Stored items
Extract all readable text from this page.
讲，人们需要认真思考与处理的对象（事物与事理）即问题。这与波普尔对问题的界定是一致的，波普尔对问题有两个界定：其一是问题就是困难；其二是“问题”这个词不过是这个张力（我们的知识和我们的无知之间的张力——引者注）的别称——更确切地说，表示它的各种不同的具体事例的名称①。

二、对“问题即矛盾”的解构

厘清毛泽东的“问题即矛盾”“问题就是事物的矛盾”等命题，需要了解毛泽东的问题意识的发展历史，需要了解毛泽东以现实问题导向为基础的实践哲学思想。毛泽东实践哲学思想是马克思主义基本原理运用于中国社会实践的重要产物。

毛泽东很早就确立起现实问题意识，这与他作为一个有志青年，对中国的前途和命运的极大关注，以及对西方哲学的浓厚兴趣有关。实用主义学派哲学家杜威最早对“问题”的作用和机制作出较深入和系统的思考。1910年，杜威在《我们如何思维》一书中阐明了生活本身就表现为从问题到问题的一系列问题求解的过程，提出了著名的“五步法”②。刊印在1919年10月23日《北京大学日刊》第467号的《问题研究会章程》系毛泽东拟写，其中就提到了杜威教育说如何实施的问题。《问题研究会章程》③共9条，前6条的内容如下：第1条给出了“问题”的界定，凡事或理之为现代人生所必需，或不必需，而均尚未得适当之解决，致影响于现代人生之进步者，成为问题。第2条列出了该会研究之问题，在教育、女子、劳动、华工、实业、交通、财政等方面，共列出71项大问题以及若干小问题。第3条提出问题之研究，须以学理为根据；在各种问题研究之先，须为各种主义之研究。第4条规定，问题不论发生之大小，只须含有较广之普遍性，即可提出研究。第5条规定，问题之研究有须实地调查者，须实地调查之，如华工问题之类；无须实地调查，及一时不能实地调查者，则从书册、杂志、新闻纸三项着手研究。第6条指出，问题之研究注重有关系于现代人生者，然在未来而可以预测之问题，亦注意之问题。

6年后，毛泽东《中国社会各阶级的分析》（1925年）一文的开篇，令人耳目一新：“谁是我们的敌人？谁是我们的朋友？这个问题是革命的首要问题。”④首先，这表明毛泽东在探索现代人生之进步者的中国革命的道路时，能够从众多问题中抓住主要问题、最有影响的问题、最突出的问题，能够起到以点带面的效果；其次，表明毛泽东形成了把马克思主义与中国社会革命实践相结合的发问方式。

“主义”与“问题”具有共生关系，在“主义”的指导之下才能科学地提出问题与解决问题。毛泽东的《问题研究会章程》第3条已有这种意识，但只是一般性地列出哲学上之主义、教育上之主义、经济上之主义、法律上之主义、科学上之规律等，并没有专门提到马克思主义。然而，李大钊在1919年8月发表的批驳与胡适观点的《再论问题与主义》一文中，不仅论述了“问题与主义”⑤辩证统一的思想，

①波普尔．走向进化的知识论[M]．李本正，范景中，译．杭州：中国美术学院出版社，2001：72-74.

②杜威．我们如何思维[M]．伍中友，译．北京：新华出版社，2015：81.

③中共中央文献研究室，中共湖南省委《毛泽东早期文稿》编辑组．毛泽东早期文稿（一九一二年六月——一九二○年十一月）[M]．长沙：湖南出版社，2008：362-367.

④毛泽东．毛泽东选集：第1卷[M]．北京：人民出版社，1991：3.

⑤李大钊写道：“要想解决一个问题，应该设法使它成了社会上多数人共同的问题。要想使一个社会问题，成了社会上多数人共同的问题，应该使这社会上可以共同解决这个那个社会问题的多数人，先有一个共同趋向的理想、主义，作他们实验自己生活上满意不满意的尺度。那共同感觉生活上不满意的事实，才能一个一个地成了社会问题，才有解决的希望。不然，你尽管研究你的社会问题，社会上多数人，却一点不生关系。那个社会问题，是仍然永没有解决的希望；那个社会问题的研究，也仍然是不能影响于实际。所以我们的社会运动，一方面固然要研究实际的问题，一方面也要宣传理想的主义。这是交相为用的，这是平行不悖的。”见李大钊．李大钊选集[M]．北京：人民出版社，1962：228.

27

TASK
Identify every line above with the string "人民出版社" in it. Copy those lines.

THE SOLUTION
④毛泽东．毛泽东选集：第1卷[M]．北京：人民出版社，1991：3.
⑤李大钊写道：“要想解决一个问题，应该设法使它成了社会上多数人共同的问题。要想使一个社会问题，成了社会上多数人共同的问题，应该使这社会上可以共同解决这个那个社会问题的多数人，先有一个共同趋向的理想、主义，作他们实验自己生活上满意不满意的尺度。那共同感觉生活上不满意的事实，才能一个一个地成了社会问题，才有解决的希望。不然，你尽管研究你的社会问题，社会上多数人，却一点不生关系。那个社会问题，是仍然永没有解决的希望；那个社会问题的研究，也仍然是不能影响于实际。所以我们的社会运动，一方面固然要研究实际的问题，一方面也要宣传理想的主义。这是交相为用的，这是平行不悖的。”见李大钊．李大钊选集[M]．北京：人民出版社，1962：228.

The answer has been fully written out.